● **Entries shown**:
* Begin *

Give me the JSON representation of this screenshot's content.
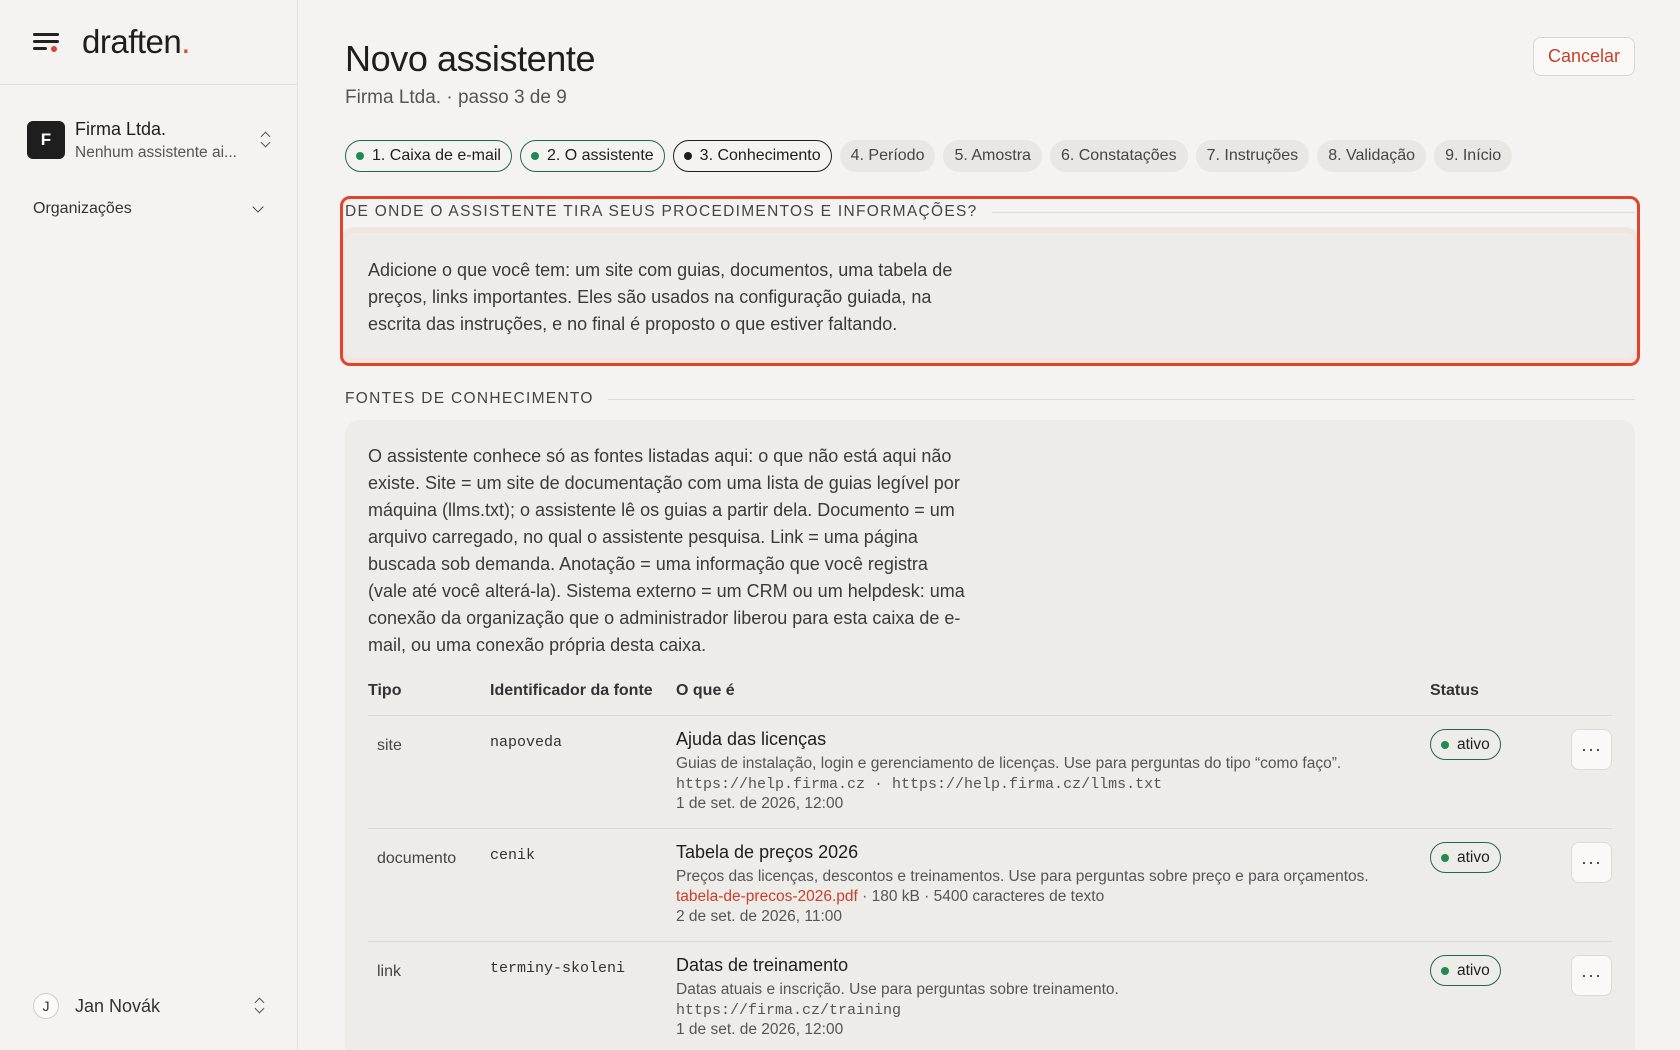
{
  "sidebar": {
    "logo": "draften",
    "logo_accent": ".",
    "org": {
      "initial": "F",
      "name": "Firma Ltda.",
      "subtitle": "Nenhum assistente ai..."
    },
    "section_label": "Organizações",
    "user": {
      "initial": "J",
      "name": "Jan Novák"
    }
  },
  "header": {
    "title": "Novo assistente",
    "subtitle": "Firma Ltda. · passo 3 de 9",
    "cancel_label": "Cancelar"
  },
  "steps": [
    {
      "label": "1. Caixa de e-mail",
      "state": "done"
    },
    {
      "label": "2. O assistente",
      "state": "done"
    },
    {
      "label": "3. Conhecimento",
      "state": "current"
    },
    {
      "label": "4. Período",
      "state": "todo"
    },
    {
      "label": "5. Amostra",
      "state": "todo"
    },
    {
      "label": "6. Constatações",
      "state": "todo"
    },
    {
      "label": "7. Instruções",
      "state": "todo"
    },
    {
      "label": "8. Validação",
      "state": "todo"
    },
    {
      "label": "9. Início",
      "state": "todo"
    }
  ],
  "intro": {
    "heading": "DE ONDE O ASSISTENTE TIRA SEUS PROCEDIMENTOS E INFORMAÇÕES?",
    "text": "Adicione o que você tem: um site com guias, documentos, uma tabela de preços, links importantes. Eles são usados na configuração guiada, na escrita das instruções, e no final é proposto o que estiver faltando."
  },
  "sources": {
    "heading": "FONTES DE CONHECIMENTO",
    "text": "O assistente conhece só as fontes listadas aqui: o que não está aqui não existe. Site = um site de documentação com uma lista de guias legível por máquina (llms.txt); o assistente lê os guias a partir dela. Documento = um arquivo carregado, no qual o assistente pesquisa. Link = uma página buscada sob demanda. Anotação = uma informação que você registra (vale até você alterá-la). Sistema externo = um CRM ou um helpdesk: uma conexão da organização que o administrador liberou para esta caixa de e-mail, ou uma conexão própria desta caixa.",
    "columns": {
      "type": "Tipo",
      "id": "Identificador da fonte",
      "what": "O que é",
      "status": "Status"
    },
    "rows": [
      {
        "type": "site",
        "id": "napoveda",
        "title": "Ajuda das licenças",
        "desc": "Guias de instalação, login e gerenciamento de licenças. Use para perguntas do tipo “como faço”.",
        "meta_mono": "https://help.firma.cz · https://help.firma.cz/llms.txt",
        "date": "1 de set. de 2026, 12:00",
        "status": "ativo",
        "more": "···"
      },
      {
        "type": "documento",
        "id": "cenik",
        "title": "Tabela de preços 2026",
        "desc": "Preços das licenças, descontos e treinamentos. Use para perguntas sobre preço e para orçamentos.",
        "file": "tabela-de-precos-2026.pdf",
        "file_meta": " · 180 kB · 5400 caracteres de texto",
        "date": "2 de set. de 2026, 11:00",
        "status": "ativo",
        "more": "···"
      },
      {
        "type": "link",
        "id": "terminy-skoleni",
        "title": "Datas de treinamento",
        "desc": "Datas atuais e inscrição. Use para perguntas sobre treinamento.",
        "meta_mono": "https://firma.cz/training",
        "date": "1 de set. de 2026, 12:00",
        "status": "ativo",
        "more": "···"
      }
    ]
  },
  "colors": {
    "accent": "#e0452b",
    "success": "#1f8a54",
    "background": "#f4f3f1"
  }
}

* End *

How many lines of the data hold the string "para"? Reply with the number alone.

● **Answer to this task**: 4